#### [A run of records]
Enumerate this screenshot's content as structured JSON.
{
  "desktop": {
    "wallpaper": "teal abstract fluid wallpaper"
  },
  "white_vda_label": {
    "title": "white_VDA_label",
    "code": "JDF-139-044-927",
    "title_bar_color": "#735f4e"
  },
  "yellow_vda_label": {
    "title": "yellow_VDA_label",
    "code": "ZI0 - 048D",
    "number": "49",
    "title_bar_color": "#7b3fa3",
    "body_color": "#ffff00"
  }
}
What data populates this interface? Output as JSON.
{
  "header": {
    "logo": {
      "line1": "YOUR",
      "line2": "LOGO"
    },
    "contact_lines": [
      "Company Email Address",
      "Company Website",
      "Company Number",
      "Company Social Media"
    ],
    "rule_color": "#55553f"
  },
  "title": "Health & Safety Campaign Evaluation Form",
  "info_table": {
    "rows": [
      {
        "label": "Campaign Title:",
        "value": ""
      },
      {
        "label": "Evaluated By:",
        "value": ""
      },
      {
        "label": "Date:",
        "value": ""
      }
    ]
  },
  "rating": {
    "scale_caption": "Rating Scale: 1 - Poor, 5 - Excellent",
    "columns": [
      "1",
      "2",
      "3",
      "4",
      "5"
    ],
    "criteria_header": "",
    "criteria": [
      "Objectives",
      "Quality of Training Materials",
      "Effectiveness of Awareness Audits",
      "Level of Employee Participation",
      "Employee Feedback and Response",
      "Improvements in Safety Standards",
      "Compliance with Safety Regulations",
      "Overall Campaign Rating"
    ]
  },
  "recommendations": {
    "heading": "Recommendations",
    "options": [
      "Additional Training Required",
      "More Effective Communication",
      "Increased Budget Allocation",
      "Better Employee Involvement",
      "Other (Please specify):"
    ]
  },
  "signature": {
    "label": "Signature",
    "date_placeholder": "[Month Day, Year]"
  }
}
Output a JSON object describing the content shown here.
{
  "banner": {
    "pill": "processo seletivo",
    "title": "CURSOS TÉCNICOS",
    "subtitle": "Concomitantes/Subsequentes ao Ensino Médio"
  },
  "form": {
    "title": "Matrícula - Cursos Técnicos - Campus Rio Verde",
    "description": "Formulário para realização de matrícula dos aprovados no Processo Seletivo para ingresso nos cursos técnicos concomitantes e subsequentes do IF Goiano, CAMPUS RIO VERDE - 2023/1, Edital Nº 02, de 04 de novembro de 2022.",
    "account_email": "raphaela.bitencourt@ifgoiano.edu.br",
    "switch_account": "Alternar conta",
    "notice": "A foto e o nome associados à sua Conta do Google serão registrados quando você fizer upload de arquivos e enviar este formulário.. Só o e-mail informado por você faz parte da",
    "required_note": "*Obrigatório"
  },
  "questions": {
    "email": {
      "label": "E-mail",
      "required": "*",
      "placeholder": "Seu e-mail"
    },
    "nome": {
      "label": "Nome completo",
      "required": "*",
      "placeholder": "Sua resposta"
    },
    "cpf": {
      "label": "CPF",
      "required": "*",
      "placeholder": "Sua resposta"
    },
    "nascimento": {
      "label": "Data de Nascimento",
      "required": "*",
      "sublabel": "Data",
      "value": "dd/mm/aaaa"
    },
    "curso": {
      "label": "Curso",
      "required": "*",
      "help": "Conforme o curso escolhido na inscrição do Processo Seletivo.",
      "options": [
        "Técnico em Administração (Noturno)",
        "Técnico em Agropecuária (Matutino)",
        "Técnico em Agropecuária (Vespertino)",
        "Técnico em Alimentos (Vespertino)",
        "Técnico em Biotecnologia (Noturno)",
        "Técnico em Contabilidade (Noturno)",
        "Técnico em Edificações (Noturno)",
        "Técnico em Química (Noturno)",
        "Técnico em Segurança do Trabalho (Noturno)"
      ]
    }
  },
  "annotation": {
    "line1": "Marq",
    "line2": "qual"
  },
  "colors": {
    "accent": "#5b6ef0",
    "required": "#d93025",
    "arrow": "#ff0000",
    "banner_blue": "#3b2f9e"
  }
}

#### [TASK REQUIREMENTS]
State the number of lines in the records that include "this", and write nothing else.

#### [FULL OUTPUT]
2